*Task objective*: Copy each line in the data that includes the word "emoji".

[START OF Data section]

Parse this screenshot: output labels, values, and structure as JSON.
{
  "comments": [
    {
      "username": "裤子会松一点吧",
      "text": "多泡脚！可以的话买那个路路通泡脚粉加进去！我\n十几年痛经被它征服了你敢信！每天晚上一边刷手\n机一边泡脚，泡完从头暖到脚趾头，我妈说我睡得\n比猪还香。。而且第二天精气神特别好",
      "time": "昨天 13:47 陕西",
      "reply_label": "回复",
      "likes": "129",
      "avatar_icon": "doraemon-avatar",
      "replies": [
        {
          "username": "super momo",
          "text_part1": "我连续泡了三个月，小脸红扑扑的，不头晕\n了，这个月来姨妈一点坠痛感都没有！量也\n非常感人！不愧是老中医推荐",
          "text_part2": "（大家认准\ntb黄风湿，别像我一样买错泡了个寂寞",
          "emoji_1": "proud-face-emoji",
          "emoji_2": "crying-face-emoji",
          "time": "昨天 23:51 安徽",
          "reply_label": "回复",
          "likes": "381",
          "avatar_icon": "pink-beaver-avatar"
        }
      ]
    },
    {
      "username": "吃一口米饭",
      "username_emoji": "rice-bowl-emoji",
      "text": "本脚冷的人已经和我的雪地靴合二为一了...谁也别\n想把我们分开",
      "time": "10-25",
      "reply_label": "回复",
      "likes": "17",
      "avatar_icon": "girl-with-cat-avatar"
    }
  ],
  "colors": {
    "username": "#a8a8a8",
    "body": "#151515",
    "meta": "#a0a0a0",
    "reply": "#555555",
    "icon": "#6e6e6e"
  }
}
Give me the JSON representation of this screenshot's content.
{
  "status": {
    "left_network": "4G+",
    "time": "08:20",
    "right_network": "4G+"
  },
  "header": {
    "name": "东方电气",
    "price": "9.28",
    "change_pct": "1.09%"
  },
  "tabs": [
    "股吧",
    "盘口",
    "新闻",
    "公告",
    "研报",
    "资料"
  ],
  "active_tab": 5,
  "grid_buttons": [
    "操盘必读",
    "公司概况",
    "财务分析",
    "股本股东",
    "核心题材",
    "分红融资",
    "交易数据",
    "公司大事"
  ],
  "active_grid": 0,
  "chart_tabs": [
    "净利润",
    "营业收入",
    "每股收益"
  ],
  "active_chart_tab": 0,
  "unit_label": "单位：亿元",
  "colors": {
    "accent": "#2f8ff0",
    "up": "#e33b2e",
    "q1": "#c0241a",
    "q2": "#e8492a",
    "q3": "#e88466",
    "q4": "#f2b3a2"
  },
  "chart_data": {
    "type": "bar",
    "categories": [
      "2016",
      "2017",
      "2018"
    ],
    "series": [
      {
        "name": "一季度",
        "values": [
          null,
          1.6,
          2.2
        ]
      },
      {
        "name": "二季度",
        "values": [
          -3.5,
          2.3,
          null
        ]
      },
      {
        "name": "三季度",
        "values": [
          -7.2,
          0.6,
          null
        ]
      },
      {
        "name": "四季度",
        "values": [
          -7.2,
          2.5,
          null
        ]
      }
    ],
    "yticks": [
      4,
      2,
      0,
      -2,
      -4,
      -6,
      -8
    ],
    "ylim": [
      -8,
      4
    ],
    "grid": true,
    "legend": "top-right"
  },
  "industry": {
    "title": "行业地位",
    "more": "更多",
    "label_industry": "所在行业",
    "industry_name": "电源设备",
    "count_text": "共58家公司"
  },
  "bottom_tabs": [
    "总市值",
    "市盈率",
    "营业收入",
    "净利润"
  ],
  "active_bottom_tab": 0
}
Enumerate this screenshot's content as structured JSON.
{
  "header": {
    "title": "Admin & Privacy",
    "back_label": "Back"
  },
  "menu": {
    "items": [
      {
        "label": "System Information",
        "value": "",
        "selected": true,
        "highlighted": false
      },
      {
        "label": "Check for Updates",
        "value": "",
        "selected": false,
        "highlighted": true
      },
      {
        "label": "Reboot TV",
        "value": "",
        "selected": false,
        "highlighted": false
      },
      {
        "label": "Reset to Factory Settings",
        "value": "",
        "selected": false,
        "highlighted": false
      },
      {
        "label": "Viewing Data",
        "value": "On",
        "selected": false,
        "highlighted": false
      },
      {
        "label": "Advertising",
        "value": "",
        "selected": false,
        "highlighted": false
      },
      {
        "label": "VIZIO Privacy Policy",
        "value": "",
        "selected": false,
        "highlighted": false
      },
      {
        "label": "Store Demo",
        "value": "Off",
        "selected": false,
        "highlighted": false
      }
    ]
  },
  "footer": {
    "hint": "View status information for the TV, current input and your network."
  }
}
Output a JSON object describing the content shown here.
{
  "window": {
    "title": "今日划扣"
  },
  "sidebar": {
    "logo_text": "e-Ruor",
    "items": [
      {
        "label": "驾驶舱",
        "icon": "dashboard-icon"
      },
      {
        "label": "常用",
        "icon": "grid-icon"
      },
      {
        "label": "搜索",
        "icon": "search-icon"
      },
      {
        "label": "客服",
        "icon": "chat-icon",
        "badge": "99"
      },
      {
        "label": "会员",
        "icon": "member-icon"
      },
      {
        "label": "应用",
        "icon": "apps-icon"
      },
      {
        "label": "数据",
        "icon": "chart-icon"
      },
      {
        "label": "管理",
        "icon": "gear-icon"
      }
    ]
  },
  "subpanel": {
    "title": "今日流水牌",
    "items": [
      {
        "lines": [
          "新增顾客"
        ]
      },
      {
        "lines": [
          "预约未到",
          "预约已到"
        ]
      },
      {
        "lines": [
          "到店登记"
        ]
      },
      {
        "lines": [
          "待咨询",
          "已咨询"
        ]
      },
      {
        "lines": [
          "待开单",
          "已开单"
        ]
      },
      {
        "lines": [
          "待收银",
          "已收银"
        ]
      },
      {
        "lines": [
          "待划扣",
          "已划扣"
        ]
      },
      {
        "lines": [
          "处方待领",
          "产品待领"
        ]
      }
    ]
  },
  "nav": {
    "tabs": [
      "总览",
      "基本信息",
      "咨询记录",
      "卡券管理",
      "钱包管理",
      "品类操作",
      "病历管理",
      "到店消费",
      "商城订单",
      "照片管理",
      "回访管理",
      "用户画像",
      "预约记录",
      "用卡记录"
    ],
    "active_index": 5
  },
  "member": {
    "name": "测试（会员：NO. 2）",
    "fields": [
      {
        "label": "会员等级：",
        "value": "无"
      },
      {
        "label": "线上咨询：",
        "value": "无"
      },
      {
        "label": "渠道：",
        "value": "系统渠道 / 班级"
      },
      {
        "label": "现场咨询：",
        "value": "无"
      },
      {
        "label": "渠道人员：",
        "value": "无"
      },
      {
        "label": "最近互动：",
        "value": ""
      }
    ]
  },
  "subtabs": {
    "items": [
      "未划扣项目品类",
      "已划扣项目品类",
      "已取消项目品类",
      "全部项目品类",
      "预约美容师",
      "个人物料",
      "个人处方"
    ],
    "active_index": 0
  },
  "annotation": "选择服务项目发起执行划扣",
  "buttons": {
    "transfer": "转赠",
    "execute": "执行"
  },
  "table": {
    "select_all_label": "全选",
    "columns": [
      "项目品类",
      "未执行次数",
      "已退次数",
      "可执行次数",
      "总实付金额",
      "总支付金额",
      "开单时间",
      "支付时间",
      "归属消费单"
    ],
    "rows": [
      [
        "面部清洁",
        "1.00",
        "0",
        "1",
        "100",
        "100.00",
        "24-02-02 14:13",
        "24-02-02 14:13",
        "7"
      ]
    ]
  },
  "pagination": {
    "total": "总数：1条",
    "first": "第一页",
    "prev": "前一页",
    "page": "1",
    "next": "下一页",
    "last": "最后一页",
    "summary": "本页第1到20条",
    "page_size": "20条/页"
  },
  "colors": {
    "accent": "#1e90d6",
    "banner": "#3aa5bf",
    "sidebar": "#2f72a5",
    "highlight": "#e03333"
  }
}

[END OF Data section]

*Output*:
          "emoji_1": "proud-face-emoji",
          "emoji_2": "crying-face-emoji",
      "username_emoji": "rice-bowl-emoji",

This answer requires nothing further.